Dataset records
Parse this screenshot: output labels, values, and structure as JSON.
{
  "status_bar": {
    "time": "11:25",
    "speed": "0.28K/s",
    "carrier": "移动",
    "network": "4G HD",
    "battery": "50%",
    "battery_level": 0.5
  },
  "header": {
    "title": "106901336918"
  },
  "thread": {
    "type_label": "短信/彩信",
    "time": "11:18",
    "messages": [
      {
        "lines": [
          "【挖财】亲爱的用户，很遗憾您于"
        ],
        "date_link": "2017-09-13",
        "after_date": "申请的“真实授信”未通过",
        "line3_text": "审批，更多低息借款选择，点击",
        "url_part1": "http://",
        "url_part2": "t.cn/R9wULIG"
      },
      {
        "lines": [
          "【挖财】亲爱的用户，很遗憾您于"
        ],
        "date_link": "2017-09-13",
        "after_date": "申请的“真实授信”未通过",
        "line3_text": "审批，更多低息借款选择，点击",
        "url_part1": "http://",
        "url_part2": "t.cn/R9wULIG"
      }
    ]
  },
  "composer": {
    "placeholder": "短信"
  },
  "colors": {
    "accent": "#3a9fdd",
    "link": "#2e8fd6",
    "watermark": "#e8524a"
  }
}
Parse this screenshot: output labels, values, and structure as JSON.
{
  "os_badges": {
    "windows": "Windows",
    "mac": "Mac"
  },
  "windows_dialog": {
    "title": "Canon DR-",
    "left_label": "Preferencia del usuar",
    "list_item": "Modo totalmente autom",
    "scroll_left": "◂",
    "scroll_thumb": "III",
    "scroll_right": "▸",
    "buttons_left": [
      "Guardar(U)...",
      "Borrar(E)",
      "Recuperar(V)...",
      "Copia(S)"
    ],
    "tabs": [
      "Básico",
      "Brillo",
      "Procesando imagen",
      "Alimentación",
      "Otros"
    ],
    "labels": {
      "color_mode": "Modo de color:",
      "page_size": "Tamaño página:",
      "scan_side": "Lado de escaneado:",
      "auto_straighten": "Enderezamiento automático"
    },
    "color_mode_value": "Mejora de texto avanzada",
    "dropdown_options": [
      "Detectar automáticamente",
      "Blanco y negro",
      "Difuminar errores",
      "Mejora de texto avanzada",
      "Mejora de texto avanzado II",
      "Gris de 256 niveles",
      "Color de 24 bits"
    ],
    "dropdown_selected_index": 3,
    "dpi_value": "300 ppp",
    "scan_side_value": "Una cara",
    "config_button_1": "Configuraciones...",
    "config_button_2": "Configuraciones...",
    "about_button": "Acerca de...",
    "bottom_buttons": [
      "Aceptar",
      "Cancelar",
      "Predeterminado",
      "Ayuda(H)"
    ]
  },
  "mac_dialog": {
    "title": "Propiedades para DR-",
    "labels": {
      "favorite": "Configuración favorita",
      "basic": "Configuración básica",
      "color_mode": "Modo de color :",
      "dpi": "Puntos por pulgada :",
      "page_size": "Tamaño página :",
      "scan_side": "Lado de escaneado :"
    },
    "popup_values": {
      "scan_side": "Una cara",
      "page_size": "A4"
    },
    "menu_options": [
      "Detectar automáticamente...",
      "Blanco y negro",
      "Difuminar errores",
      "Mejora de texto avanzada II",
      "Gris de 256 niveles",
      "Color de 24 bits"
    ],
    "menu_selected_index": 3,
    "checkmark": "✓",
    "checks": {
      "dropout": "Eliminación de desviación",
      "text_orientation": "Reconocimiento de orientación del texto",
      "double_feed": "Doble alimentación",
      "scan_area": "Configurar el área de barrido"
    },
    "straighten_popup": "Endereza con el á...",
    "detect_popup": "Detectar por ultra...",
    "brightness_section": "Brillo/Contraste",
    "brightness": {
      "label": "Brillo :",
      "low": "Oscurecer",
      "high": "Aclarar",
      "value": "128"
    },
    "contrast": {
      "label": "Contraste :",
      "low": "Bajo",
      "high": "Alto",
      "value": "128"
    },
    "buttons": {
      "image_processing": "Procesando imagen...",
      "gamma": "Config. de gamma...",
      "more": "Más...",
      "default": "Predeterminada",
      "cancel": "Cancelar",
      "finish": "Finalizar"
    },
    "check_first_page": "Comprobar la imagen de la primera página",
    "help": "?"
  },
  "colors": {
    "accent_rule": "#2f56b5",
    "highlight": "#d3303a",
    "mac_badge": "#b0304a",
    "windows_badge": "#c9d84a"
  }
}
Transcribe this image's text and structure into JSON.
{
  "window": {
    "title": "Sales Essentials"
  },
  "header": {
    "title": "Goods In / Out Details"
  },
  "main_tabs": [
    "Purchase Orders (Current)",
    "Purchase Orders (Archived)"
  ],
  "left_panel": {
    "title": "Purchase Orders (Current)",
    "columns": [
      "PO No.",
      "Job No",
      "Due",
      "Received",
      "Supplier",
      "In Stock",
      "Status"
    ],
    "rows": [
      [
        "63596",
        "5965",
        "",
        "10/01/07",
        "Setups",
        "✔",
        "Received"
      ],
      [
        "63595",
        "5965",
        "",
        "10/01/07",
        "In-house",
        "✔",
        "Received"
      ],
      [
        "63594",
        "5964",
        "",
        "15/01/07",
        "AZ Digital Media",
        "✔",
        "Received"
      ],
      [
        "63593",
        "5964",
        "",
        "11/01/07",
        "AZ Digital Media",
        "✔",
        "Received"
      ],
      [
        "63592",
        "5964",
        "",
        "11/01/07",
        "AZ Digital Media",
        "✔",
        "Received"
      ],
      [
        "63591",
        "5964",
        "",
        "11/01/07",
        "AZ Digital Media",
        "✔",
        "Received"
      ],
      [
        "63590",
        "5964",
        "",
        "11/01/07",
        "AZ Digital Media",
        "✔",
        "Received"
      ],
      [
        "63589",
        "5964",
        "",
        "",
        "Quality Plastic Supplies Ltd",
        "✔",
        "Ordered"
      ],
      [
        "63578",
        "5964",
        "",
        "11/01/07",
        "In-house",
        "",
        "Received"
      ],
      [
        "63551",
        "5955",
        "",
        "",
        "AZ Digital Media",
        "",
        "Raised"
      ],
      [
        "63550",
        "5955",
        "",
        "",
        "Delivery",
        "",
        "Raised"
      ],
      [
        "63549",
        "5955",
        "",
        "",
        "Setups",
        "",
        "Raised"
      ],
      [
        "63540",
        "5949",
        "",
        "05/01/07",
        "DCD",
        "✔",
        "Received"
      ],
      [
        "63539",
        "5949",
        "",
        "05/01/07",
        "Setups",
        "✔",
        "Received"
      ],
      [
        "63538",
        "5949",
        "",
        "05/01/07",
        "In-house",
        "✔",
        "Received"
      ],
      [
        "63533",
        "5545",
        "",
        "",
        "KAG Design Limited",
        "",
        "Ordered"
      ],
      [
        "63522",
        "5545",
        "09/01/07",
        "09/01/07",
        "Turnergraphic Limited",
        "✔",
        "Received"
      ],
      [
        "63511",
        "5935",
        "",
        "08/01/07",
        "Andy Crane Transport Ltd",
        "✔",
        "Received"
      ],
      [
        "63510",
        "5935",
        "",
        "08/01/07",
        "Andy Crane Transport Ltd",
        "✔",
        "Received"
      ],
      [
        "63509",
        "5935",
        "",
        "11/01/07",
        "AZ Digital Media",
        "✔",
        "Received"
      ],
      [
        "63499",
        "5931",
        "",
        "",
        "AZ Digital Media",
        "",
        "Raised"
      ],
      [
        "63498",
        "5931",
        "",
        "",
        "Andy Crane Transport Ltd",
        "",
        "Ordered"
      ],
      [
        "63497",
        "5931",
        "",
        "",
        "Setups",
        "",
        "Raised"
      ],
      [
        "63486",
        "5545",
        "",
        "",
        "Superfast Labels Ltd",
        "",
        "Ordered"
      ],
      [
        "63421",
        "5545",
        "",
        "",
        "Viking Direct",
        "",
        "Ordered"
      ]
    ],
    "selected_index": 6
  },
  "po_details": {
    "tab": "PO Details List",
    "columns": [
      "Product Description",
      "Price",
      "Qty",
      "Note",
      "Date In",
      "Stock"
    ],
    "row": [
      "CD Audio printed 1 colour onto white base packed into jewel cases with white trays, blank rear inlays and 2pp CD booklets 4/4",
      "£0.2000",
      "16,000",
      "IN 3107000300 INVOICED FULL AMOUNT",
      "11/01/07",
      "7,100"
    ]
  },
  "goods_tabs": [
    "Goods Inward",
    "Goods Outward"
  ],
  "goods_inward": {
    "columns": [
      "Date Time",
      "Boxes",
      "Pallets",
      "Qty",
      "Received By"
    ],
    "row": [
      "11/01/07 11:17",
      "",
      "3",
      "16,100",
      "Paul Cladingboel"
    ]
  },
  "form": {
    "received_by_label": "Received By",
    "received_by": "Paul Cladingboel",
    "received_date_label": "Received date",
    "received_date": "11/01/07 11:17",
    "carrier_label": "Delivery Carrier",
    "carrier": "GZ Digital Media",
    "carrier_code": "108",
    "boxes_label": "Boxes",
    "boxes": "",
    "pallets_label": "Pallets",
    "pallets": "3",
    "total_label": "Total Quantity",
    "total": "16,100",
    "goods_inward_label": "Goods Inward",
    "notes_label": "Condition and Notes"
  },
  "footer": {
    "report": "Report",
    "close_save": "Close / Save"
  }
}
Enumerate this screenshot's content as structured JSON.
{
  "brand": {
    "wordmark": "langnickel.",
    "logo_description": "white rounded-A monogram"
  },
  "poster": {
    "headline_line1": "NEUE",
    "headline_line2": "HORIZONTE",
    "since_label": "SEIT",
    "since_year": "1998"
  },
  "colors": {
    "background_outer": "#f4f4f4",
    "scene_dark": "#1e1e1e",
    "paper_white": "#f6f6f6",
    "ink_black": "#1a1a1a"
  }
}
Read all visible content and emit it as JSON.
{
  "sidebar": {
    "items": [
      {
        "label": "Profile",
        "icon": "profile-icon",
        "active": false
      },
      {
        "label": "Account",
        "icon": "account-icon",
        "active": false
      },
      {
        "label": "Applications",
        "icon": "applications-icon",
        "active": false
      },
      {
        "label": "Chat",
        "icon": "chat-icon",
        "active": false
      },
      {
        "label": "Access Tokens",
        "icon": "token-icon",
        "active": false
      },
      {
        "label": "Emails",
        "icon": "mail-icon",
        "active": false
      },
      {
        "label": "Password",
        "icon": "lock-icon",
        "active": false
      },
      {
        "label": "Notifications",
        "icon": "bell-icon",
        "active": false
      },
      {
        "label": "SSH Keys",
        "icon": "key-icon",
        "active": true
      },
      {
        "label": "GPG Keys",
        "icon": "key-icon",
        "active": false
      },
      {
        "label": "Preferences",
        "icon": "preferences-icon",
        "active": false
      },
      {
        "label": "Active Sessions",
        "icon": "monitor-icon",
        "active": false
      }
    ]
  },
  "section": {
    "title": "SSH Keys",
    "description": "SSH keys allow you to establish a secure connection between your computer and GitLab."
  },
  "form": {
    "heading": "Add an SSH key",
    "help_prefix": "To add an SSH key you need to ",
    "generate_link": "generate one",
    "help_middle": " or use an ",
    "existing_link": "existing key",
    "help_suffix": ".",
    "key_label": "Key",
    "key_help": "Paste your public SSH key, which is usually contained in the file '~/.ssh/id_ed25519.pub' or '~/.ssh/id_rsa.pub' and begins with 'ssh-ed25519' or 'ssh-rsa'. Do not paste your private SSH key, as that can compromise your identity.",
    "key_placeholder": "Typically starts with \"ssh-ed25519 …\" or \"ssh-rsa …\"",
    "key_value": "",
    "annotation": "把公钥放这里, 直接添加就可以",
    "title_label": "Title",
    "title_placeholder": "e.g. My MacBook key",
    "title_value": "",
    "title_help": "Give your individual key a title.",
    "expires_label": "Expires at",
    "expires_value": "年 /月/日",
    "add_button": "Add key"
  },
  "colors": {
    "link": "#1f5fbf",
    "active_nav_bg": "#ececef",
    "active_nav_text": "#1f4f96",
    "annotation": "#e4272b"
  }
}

Short problem ::
From the records given above, copy all lines containing "Brillo".

Output of the exercise ::
      "Brillo",
    "brightness_section": "Brillo/Contraste",
      "label": "Brillo :",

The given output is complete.